[Dataset items]
# # # # # # #

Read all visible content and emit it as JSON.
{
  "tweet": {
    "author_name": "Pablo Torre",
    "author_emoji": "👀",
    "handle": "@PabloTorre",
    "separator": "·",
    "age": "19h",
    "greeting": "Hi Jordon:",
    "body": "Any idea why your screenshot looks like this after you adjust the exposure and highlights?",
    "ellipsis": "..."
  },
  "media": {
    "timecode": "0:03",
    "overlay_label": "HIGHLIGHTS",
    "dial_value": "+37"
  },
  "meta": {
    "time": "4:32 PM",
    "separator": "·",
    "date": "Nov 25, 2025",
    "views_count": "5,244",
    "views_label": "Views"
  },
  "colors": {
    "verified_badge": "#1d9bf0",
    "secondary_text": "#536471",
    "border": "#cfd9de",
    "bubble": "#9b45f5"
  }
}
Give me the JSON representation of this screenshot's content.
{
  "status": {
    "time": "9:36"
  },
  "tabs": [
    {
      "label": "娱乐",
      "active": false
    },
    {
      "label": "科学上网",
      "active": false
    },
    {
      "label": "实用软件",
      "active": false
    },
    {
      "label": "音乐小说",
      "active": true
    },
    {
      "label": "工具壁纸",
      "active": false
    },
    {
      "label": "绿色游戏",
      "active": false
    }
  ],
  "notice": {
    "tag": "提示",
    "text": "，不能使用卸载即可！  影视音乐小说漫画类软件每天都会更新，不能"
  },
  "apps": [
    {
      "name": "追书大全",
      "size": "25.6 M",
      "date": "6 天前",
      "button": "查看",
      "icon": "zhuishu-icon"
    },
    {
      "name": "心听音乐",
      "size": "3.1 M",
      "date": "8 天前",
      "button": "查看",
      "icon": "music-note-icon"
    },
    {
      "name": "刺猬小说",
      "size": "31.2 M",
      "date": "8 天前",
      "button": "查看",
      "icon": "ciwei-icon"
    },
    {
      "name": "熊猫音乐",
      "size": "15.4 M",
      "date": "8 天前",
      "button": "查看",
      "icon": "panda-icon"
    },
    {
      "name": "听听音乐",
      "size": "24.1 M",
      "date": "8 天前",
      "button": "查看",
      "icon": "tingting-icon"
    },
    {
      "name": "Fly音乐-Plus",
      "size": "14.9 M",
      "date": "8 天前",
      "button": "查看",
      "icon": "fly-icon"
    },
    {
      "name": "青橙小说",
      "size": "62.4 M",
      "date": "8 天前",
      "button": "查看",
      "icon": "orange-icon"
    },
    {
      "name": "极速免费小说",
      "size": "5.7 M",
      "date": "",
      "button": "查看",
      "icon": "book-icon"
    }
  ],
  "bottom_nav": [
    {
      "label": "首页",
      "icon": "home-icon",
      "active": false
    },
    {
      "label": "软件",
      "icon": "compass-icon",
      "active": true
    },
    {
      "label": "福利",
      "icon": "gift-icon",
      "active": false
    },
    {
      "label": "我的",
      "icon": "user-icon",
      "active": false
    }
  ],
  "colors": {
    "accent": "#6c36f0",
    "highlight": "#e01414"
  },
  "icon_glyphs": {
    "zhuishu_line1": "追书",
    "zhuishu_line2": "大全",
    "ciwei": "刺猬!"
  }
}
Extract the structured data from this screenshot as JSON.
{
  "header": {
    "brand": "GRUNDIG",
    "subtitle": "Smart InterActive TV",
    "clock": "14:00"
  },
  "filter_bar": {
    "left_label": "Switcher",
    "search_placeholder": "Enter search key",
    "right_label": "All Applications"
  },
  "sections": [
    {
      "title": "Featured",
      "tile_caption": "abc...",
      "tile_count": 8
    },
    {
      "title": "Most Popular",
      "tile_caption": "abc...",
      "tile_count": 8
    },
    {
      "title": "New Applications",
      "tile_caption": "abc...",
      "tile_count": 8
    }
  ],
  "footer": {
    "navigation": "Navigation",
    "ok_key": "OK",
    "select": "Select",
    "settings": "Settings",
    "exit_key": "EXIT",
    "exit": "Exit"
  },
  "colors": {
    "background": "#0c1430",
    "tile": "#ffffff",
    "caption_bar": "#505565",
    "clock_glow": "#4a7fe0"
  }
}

# # # # # # #

__Given problem__: Give all the records again. Match them exactly.

__Completed task__:
Read all visible content and emit it as JSON.
{
  "tweet": {
    "author_name": "Pablo Torre",
    "author_emoji": "👀",
    "handle": "@PabloTorre",
    "separator": "·",
    "age": "19h",
    "greeting": "Hi Jordon:",
    "body": "Any idea why your screenshot looks like this after you adjust the exposure and highlights?",
    "ellipsis": "..."
  },
  "media": {
    "timecode": "0:03",
    "overlay_label": "HIGHLIGHTS",
    "dial_value": "+37"
  },
  "meta": {
    "time": "4:32 PM",
    "separator": "·",
    "date": "Nov 25, 2025",
    "views_count": "5,244",
    "views_label": "Views"
  },
  "colors": {
    "verified_badge": "#1d9bf0",
    "secondary_text": "#536471",
    "border": "#cfd9de",
    "bubble": "#9b45f5"
  }
}
Give me the JSON representation of this screenshot's content.
{
  "status": {
    "time": "9:36"
  },
  "tabs": [
    {
      "label": "娱乐",
      "active": false
    },
    {
      "label": "科学上网",
      "active": false
    },
    {
      "label": "实用软件",
      "active": false
    },
    {
      "label": "音乐小说",
      "active": true
    },
    {
      "label": "工具壁纸",
      "active": false
    },
    {
      "label": "绿色游戏",
      "active": false
    }
  ],
  "notice": {
    "tag": "提示",
    "text": "，不能使用卸载即可！  影视音乐小说漫画类软件每天都会更新，不能"
  },
  "apps": [
    {
      "name": "追书大全",
      "size": "25.6 M",
      "date": "6 天前",
      "button": "查看",
      "icon": "zhuishu-icon"
    },
    {
      "name": "心听音乐",
      "size": "3.1 M",
      "date": "8 天前",
      "button": "查看",
      "icon": "music-note-icon"
    },
    {
      "name": "刺猬小说",
      "size": "31.2 M",
      "date": "8 天前",
      "button": "查看",
      "icon": "ciwei-icon"
    },
    {
      "name": "熊猫音乐",
      "size": "15.4 M",
      "date": "8 天前",
      "button": "查看",
      "icon": "panda-icon"
    },
    {
      "name": "听听音乐",
      "size": "24.1 M",
      "date": "8 天前",
      "button": "查看",
      "icon": "tingting-icon"
    },
    {
      "name": "Fly音乐-Plus",
      "size": "14.9 M",
      "date": "8 天前",
      "button": "查看",
      "icon": "fly-icon"
    },
    {
      "name": "青橙小说",
      "size": "62.4 M",
      "date": "8 天前",
      "button": "查看",
      "icon": "orange-icon"
    },
    {
      "name": "极速免费小说",
      "size": "5.7 M",
      "date": "",
      "button": "查看",
      "icon": "book-icon"
    }
  ],
  "bottom_nav": [
    {
      "label": "首页",
      "icon": "home-icon",
      "active": false
    },
    {
      "label": "软件",
      "icon": "compass-icon",
      "active": true
    },
    {
      "label": "福利",
      "icon": "gift-icon",
      "active": false
    },
    {
      "label": "我的",
      "icon": "user-icon",
      "active": false
    }
  ],
  "colors": {
    "accent": "#6c36f0",
    "highlight": "#e01414"
  },
  "icon_glyphs": {
    "zhuishu_line1": "追书",
    "zhuishu_line2": "大全",
    "ciwei": "刺猬!"
  }
}
Extract the structured data from this screenshot as JSON.
{
  "header": {
    "brand": "GRUNDIG",
    "subtitle": "Smart InterActive TV",
    "clock": "14:00"
  },
  "filter_bar": {
    "left_label": "Switcher",
    "search_placeholder": "Enter search key",
    "right_label": "All Applications"
  },
  "sections": [
    {
      "title": "Featured",
      "tile_caption": "abc...",
      "tile_count": 8
    },
    {
      "title": "Most Popular",
      "tile_caption": "abc...",
      "tile_count": 8
    },
    {
      "title": "New Applications",
      "tile_caption": "abc...",
      "tile_count": 8
    }
  ],
  "footer": {
    "navigation": "Navigation",
    "ok_key": "OK",
    "select": "Select",
    "settings": "Settings",
    "exit_key": "EXIT",
    "exit": "Exit"
  },
  "colors": {
    "background": "#0c1430",
    "tile": "#ffffff",
    "caption_bar": "#505565",
    "clock_glow": "#4a7fe0"
  }
}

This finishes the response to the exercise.